Work to be completed:
Among the lines listed below, count those that include the string "JSON", and state only the count.

Task material:

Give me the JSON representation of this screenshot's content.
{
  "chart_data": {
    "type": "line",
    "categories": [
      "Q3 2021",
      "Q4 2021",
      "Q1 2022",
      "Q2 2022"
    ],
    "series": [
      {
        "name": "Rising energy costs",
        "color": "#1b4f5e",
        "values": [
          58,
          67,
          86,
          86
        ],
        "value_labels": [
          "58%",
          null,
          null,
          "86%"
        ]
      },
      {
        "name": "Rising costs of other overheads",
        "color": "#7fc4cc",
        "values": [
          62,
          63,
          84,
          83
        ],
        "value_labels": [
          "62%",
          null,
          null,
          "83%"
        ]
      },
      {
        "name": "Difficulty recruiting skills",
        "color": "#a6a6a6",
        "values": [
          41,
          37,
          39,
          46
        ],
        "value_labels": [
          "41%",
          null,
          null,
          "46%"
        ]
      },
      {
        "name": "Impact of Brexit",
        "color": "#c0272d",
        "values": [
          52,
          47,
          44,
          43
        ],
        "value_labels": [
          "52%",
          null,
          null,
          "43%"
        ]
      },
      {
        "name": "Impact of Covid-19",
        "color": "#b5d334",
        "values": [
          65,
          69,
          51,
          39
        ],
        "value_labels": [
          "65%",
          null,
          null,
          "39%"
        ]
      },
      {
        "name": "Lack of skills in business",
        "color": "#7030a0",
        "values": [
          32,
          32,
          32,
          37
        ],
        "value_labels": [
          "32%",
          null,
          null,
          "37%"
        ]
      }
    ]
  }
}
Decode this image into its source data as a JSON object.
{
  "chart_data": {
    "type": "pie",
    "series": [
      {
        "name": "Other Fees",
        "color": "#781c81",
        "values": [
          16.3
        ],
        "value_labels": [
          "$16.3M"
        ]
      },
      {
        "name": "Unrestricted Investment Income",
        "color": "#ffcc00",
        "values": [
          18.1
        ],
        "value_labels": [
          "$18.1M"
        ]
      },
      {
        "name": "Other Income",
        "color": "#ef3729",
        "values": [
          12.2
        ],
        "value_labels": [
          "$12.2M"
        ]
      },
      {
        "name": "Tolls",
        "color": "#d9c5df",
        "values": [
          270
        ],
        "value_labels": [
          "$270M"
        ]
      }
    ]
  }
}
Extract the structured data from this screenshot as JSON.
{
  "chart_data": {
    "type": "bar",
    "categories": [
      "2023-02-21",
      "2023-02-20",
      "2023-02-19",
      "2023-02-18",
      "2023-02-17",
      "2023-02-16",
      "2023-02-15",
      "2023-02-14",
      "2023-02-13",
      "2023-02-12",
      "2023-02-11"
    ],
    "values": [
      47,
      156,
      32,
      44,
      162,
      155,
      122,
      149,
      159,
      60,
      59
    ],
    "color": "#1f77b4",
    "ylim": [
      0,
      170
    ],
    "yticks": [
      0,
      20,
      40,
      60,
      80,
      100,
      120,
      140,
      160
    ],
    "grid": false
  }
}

Task answer:
3